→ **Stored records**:
>>>>
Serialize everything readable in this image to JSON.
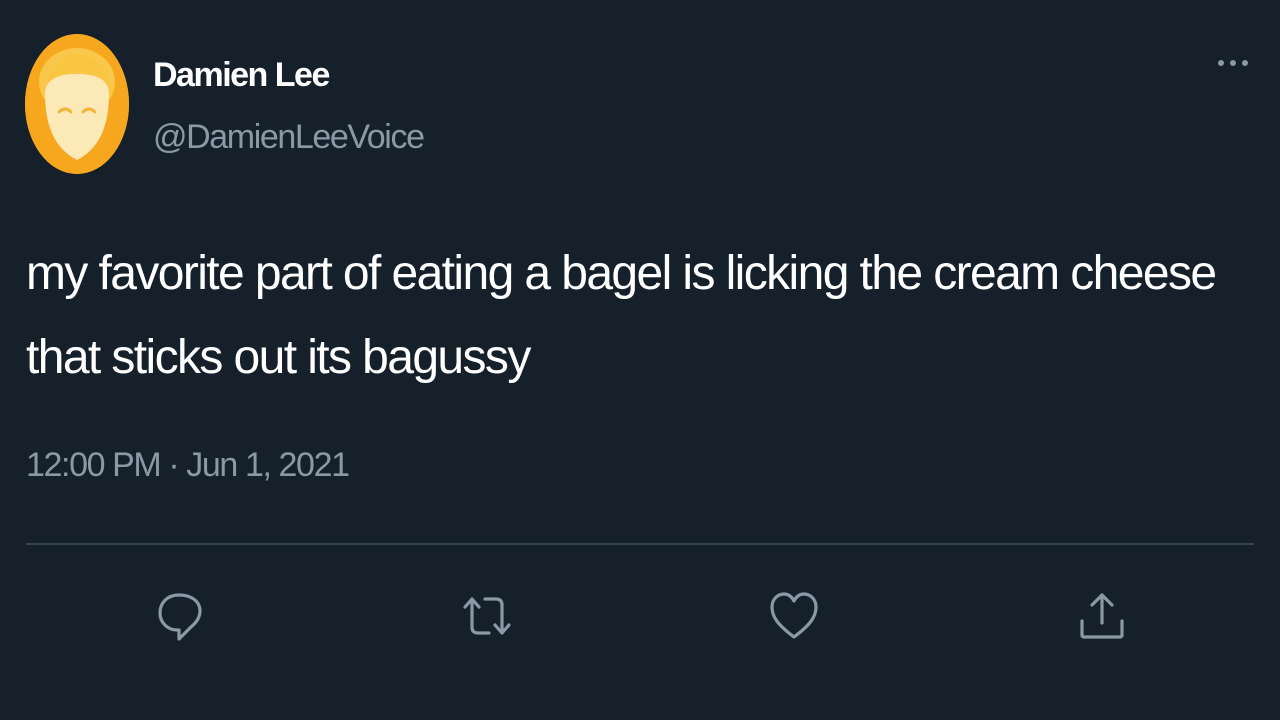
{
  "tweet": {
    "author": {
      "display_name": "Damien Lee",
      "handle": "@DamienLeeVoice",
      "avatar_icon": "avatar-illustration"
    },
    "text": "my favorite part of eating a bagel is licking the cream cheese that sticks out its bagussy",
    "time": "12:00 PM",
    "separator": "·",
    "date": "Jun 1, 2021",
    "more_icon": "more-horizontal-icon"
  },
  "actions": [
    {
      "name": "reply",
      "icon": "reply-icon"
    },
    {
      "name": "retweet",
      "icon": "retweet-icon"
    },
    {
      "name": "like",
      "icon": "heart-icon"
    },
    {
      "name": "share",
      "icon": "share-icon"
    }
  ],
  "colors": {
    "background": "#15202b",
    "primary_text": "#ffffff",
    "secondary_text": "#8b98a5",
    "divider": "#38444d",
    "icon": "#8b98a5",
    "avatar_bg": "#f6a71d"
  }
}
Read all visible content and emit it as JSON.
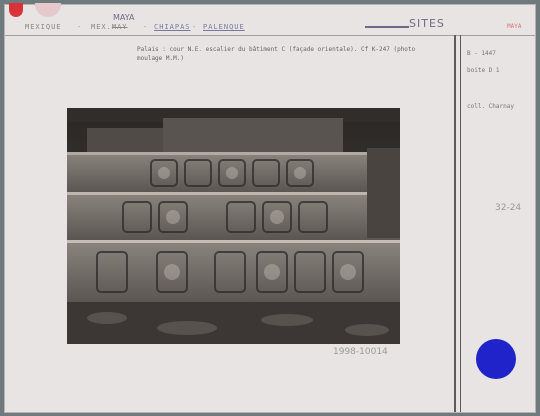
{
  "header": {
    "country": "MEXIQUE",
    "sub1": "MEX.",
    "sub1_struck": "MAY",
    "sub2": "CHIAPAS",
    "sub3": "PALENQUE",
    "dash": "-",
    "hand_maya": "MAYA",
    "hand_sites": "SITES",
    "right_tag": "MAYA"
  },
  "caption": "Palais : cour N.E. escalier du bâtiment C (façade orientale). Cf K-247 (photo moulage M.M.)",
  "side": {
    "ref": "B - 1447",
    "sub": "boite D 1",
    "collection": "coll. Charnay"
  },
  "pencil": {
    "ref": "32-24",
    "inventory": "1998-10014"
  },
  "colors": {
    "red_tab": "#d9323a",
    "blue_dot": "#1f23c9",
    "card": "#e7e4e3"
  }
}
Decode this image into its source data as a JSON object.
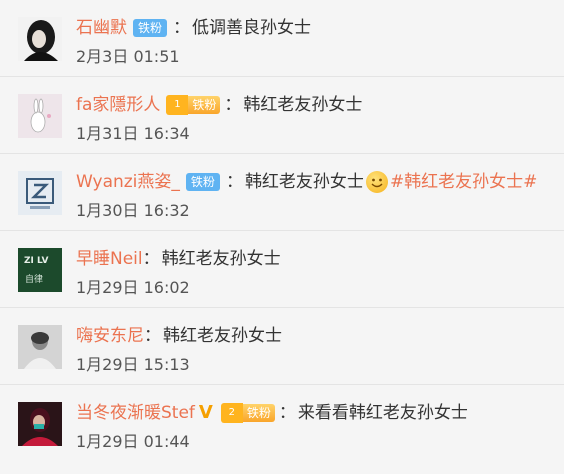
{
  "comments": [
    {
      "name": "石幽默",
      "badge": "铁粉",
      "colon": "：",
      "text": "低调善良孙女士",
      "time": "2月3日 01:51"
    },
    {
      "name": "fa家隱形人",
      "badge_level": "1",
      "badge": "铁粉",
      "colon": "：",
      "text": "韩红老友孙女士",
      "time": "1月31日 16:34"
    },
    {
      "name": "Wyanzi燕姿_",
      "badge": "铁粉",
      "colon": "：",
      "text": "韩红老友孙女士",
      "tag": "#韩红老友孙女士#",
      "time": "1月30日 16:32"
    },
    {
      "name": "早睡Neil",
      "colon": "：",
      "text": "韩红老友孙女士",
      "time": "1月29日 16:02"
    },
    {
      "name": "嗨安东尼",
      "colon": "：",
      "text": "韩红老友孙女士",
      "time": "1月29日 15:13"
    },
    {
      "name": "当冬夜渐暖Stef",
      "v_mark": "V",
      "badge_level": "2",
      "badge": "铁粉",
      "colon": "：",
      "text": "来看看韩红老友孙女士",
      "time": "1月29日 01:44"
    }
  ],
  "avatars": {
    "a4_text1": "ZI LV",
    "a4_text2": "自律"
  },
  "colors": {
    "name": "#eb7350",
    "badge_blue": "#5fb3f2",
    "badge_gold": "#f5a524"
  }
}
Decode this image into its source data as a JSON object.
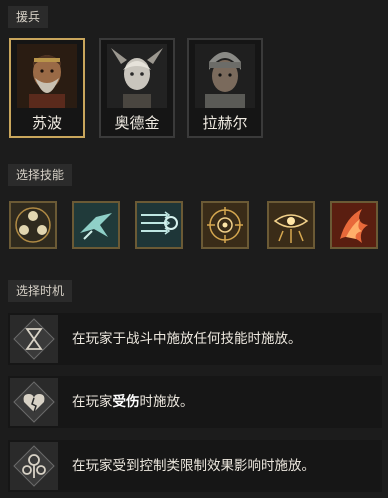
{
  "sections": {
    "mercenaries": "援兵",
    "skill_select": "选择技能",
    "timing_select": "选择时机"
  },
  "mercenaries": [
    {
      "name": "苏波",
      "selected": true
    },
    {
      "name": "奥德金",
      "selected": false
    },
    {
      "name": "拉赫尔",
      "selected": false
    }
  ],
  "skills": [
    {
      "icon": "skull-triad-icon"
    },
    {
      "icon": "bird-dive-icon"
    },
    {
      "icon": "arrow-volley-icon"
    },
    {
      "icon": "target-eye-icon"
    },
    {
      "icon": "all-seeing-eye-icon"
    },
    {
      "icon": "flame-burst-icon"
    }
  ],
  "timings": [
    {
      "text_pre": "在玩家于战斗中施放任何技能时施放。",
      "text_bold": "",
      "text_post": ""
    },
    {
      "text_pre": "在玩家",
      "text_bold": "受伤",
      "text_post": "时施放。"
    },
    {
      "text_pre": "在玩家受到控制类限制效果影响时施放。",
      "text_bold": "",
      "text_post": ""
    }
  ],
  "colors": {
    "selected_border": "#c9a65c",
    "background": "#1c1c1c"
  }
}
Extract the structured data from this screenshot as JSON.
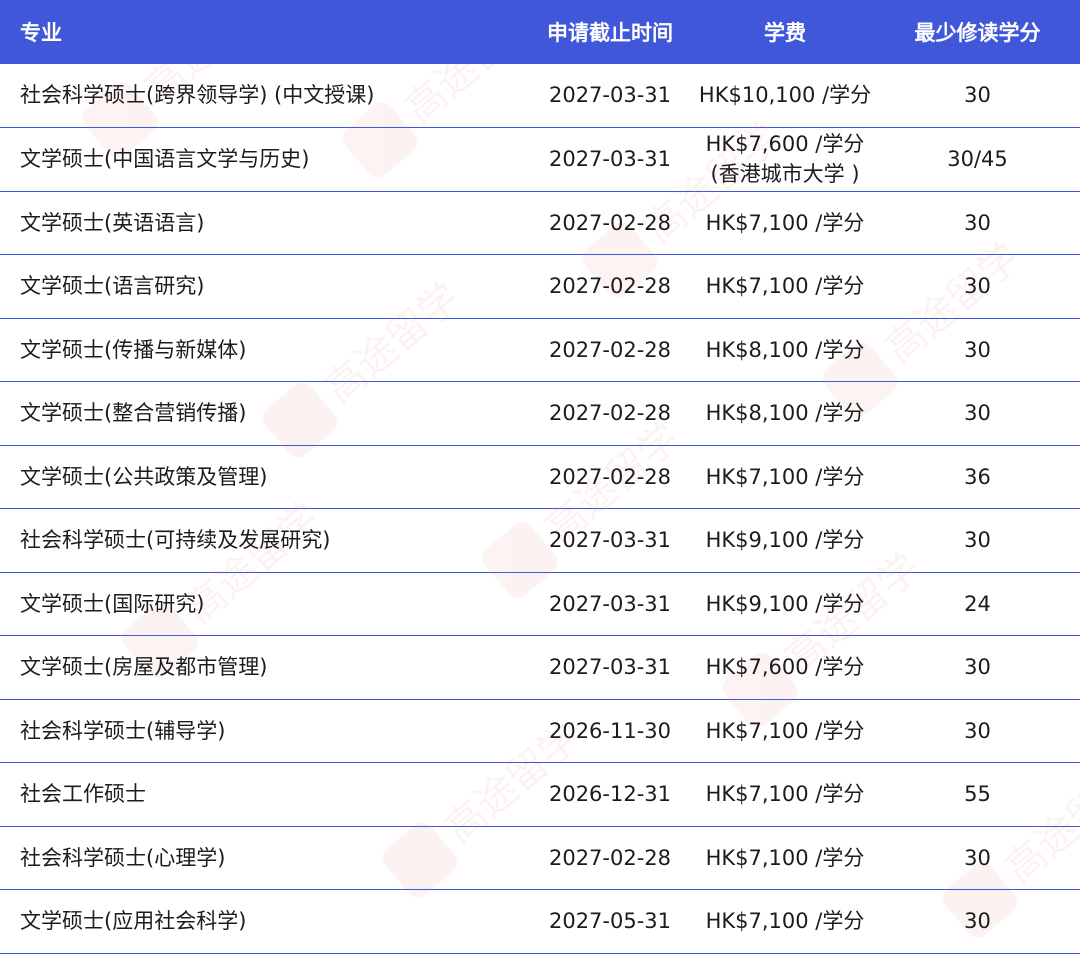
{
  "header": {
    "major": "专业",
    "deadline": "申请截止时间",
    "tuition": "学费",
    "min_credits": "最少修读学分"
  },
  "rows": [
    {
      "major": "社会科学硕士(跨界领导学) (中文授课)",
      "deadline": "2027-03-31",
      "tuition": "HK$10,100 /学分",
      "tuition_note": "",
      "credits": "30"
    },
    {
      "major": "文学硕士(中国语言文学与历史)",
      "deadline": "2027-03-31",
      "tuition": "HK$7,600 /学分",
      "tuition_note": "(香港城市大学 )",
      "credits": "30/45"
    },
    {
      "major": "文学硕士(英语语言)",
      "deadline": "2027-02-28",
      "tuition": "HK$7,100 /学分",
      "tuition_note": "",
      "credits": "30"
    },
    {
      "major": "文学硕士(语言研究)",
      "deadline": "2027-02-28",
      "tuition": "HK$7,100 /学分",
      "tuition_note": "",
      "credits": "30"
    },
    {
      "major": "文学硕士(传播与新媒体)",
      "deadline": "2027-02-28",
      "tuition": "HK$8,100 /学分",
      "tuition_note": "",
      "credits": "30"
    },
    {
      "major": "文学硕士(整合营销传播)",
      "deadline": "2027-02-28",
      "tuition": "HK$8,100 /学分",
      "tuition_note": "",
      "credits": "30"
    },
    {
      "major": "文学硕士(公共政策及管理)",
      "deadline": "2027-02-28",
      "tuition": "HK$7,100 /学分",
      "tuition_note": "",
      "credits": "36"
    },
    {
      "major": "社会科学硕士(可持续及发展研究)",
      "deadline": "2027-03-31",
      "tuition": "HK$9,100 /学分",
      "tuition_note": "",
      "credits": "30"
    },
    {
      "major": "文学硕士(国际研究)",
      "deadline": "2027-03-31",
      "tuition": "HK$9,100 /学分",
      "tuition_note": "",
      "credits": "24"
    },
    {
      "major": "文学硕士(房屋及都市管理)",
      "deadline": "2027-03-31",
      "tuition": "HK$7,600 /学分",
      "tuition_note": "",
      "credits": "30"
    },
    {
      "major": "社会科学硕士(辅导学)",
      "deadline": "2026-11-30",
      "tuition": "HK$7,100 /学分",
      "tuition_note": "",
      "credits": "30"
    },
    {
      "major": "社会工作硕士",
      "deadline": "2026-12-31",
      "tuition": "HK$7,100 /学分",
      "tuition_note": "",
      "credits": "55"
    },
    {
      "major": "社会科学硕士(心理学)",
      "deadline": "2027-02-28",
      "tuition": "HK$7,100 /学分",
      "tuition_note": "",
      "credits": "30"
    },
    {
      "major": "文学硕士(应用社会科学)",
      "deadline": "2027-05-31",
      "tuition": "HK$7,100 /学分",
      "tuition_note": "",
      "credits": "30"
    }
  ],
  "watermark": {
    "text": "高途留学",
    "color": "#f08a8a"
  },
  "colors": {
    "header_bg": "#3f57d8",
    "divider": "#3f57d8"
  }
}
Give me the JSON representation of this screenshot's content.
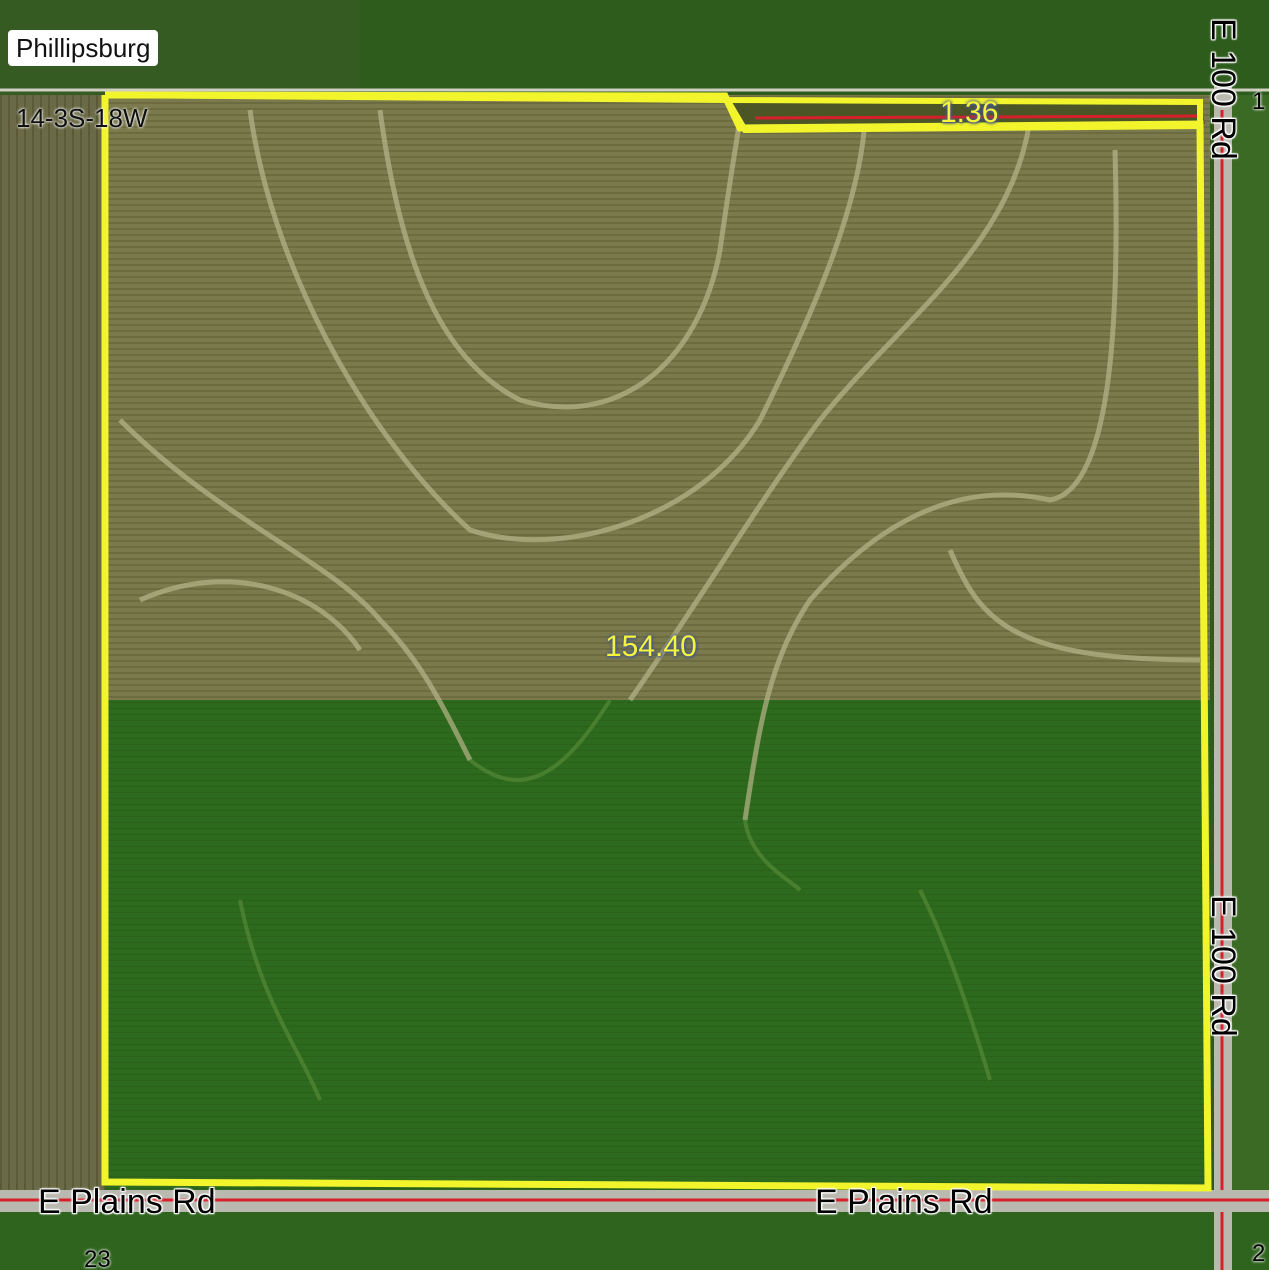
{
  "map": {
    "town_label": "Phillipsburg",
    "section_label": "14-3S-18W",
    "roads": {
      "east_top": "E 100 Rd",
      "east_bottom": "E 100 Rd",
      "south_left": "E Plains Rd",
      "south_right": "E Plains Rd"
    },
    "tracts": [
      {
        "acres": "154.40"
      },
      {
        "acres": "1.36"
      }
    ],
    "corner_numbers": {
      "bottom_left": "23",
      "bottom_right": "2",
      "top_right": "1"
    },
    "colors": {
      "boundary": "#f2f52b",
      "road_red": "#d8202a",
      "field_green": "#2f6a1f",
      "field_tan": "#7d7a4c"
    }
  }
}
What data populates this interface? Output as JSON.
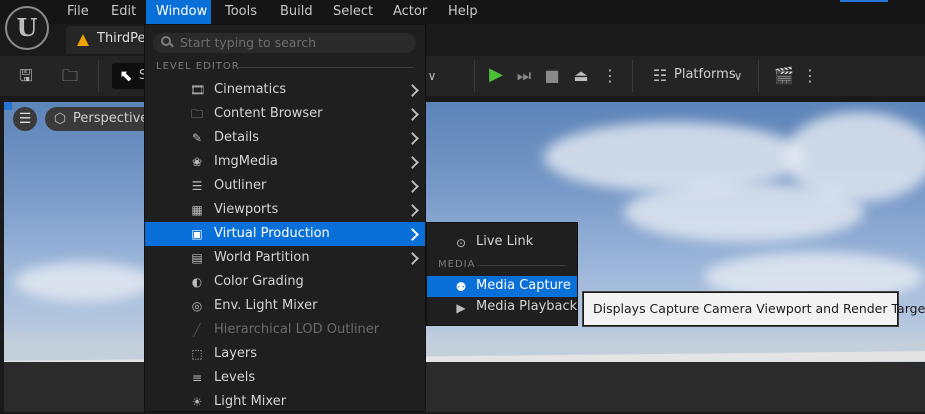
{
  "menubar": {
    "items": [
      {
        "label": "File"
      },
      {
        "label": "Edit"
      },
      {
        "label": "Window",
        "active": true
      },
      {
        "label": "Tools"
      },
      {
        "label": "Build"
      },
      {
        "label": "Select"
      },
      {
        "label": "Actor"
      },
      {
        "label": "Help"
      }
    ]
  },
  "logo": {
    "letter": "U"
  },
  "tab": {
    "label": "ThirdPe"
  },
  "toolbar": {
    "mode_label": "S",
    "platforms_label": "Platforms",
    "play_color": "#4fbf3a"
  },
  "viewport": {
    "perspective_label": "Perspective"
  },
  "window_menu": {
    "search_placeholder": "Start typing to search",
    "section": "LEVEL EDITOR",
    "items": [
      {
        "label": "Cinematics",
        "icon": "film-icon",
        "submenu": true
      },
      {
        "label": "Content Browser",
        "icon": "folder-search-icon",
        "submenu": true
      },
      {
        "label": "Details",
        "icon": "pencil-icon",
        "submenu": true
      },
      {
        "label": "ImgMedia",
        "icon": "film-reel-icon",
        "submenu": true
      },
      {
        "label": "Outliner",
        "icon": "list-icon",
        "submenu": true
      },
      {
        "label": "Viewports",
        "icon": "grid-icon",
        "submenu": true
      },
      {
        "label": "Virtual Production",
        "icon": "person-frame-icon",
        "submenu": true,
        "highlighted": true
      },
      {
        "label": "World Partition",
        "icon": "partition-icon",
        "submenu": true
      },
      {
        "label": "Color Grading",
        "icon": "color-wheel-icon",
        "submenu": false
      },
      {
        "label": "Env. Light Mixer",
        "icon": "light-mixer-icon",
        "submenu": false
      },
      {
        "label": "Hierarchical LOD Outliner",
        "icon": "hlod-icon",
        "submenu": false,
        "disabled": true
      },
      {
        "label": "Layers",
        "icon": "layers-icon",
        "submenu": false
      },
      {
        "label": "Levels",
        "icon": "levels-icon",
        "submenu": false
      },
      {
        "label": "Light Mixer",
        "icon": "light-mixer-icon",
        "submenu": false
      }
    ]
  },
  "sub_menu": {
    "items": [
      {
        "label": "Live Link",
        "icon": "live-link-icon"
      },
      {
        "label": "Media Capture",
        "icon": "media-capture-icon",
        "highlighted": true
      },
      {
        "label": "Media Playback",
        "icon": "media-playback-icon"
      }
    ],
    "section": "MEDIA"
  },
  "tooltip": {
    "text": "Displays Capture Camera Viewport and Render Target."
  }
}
<<<<
→ **WHAT YOU SHOULD DO**: Above are records; say how many of their lines contain the word "JSON", giving only the number.

→ **WRITTEN ANSWER**: 7